■ WORKING DATA ■
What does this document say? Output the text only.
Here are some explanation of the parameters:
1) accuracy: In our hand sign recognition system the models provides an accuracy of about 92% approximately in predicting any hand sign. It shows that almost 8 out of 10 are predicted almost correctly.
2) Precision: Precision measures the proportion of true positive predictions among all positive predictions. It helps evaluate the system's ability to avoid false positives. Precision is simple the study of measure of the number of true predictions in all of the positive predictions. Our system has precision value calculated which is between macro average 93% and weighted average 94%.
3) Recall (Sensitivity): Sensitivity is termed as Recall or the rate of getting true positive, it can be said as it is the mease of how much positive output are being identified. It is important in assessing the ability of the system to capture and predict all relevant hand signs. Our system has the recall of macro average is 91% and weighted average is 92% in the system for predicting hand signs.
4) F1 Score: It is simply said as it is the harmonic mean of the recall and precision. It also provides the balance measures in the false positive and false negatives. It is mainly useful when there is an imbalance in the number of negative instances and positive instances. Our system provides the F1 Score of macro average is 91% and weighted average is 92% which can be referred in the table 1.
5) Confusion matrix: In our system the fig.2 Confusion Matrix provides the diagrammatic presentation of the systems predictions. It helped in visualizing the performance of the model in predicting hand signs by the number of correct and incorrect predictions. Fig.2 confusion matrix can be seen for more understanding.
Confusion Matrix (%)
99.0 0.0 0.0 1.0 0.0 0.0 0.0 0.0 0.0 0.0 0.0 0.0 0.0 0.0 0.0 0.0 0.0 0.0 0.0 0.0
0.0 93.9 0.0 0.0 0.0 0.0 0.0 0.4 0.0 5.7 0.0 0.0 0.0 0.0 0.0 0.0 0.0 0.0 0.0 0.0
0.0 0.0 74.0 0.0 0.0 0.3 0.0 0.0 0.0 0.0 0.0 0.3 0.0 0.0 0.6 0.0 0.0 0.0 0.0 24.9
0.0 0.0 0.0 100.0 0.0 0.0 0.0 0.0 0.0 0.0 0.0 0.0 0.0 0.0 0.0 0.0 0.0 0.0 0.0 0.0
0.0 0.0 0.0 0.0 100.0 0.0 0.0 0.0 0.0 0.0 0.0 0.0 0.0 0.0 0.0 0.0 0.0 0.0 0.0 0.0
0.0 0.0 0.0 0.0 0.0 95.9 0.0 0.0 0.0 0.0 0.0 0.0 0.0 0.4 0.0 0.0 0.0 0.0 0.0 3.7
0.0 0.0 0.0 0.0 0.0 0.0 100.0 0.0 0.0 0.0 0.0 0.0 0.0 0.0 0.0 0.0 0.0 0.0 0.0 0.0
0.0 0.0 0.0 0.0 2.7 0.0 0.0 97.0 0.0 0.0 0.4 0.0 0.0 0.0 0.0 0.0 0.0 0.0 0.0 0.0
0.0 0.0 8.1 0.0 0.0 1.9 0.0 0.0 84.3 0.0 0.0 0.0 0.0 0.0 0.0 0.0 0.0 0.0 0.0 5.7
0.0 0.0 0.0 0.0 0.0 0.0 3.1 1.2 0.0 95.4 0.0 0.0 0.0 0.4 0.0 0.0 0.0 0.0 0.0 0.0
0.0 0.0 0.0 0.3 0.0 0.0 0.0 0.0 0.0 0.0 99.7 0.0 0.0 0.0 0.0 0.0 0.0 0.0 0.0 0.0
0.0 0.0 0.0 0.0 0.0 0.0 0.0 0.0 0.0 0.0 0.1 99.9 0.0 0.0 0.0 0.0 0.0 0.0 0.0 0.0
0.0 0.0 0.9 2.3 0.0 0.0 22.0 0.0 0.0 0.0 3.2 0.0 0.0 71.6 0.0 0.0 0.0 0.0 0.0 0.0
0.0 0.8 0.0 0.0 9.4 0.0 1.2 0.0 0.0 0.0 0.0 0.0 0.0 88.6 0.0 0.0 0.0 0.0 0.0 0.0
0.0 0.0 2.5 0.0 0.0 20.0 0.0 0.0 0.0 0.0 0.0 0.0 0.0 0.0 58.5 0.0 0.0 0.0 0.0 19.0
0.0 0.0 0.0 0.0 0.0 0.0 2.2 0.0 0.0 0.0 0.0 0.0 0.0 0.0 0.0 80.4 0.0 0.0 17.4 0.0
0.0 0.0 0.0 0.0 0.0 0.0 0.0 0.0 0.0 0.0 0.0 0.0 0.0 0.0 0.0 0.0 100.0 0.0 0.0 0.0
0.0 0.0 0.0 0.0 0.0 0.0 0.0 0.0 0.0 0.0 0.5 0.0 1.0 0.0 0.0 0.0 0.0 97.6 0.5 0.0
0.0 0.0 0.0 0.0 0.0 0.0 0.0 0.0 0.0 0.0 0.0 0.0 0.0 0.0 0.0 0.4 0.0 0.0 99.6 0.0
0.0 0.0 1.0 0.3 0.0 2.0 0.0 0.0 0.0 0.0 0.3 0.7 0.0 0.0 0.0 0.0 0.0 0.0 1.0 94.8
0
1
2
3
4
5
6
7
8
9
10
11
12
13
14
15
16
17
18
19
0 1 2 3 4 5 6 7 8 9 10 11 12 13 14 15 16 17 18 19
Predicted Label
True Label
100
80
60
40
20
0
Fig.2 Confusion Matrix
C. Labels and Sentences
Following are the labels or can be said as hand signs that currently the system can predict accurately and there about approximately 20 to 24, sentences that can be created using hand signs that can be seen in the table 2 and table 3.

■ DIRECTION ■
Set all of the records down again, exactly as they stand.

■ SOLUTION TO THIS TASK ■
What does this document say? Output the text only.
Here are some explanation of the parameters:
1) accuracy: In our hand sign recognition system the models provides an accuracy of about 92% approximately in predicting any hand sign. It shows that almost 8 out of 10 are predicted almost correctly.
2) Precision: Precision measures the proportion of true positive predictions among all positive predictions. It helps evaluate the system's ability to avoid false positives. Precision is simple the study of measure of the number of true predictions in all of the positive predictions. Our system has precision value calculated which is between macro average 93% and weighted average 94%.
3) Recall (Sensitivity): Sensitivity is termed as Recall or the rate of getting true positive, it can be said as it is the mease of how much positive output are being identified. It is important in assessing the ability of the system to capture and predict all relevant hand signs. Our system has the recall of macro average is 91% and weighted average is 92% in the system for predicting hand signs.
4) F1 Score: It is simply said as it is the harmonic mean of the recall and precision. It also provides the balance measures in the false positive and false negatives. It is mainly useful when there is an imbalance in the number of negative instances and positive instances. Our system provides the F1 Score of macro average is 91% and weighted average is 92% which can be referred in the table 1.
5) Confusion matrix: In our system the fig.2 Confusion Matrix provides the diagrammatic presentation of the systems predictions. It helped in visualizing the performance of the model in predicting hand signs by the number of correct and incorrect predictions. Fig.2 confusion matrix can be seen for more understanding.
Confusion Matrix (%)
99.0 0.0 0.0 1.0 0.0 0.0 0.0 0.0 0.0 0.0 0.0 0.0 0.0 0.0 0.0 0.0 0.0 0.0 0.0 0.0
0.0 93.9 0.0 0.0 0.0 0.0 0.0 0.4 0.0 5.7 0.0 0.0 0.0 0.0 0.0 0.0 0.0 0.0 0.0 0.0
0.0 0.0 74.0 0.0 0.0 0.3 0.0 0.0 0.0 0.0 0.0 0.3 0.0 0.0 0.6 0.0 0.0 0.0 0.0 24.9
0.0 0.0 0.0 100.0 0.0 0.0 0.0 0.0 0.0 0.0 0.0 0.0 0.0 0.0 0.0 0.0 0.0 0.0 0.0 0.0
0.0 0.0 0.0 0.0 100.0 0.0 0.0 0.0 0.0 0.0 0.0 0.0 0.0 0.0 0.0 0.0 0.0 0.0 0.0 0.0
0.0 0.0 0.0 0.0 0.0 95.9 0.0 0.0 0.0 0.0 0.0 0.0 0.0 0.4 0.0 0.0 0.0 0.0 0.0 3.7
0.0 0.0 0.0 0.0 0.0 0.0 100.0 0.0 0.0 0.0 0.0 0.0 0.0 0.0 0.0 0.0 0.0 0.0 0.0 0.0
0.0 0.0 0.0 0.0 2.7 0.0 0.0 97.0 0.0 0.0 0.4 0.0 0.0 0.0 0.0 0.0 0.0 0.0 0.0 0.0
0.0 0.0 8.1 0.0 0.0 1.9 0.0 0.0 84.3 0.0 0.0 0.0 0.0 0.0 0.0 0.0 0.0 0.0 0.0 5.7
0.0 0.0 0.0 0.0 0.0 0.0 3.1 1.2 0.0 95.4 0.0 0.0 0.0 0.4 0.0 0.0 0.0 0.0 0.0 0.0
0.0 0.0 0.0 0.3 0.0 0.0 0.0 0.0 0.0 0.0 99.7 0.0 0.0 0.0 0.0 0.0 0.0 0.0 0.0 0.0
0.0 0.0 0.0 0.0 0.0 0.0 0.0 0.0 0.0 0.0 0.1 99.9 0.0 0.0 0.0 0.0 0.0 0.0 0.0 0.0
0.0 0.0 0.9 2.3 0.0 0.0 22.0 0.0 0.0 0.0 3.2 0.0 0.0 71.6 0.0 0.0 0.0 0.0 0.0 0.0
0.0 0.8 0.0 0.0 9.4 0.0 1.2 0.0 0.0 0.0 0.0 0.0 0.0 88.6 0.0 0.0 0.0 0.0 0.0 0.0
0.0 0.0 2.5 0.0 0.0 20.0 0.0 0.0 0.0 0.0 0.0 0.0 0.0 0.0 58.5 0.0 0.0 0.0 0.0 19.0
0.0 0.0 0.0 0.0 0.0 0.0 2.2 0.0 0.0 0.0 0.0 0.0 0.0 0.0 0.0 80.4 0.0 0.0 17.4 0.0
0.0 0.0 0.0 0.0 0.0 0.0 0.0 0.0 0.0 0.0 0.0 0.0 0.0 0.0 0.0 0.0 100.0 0.0 0.0 0.0
0.0 0.0 0.0 0.0 0.0 0.0 0.0 0.0 0.0 0.0 0.5 0.0 1.0 0.0 0.0 0.0 0.0 97.6 0.5 0.0
0.0 0.0 0.0 0.0 0.0 0.0 0.0 0.0 0.0 0.0 0.0 0.0 0.0 0.0 0.0 0.4 0.0 0.0 99.6 0.0
0.0 0.0 1.0 0.3 0.0 2.0 0.0 0.0 0.0 0.0 0.3 0.7 0.0 0.0 0.0 0.0 0.0 0.0 1.0 94.8
0
1
2
3
4
5
6
7
8
9
10
11
12
13
14
15
16
17
18
19
0 1 2 3 4 5 6 7 8 9 10 11 12 13 14 15 16 17 18 19
Predicted Label
True Label
100
80
60
40
20
0
Fig.2 Confusion Matrix
C. Labels and Sentences
Following are the labels or can be said as hand signs that currently the system can predict accurately and there about approximately 20 to 24, sentences that can be created using hand signs that can be seen in the table 2 and table 3.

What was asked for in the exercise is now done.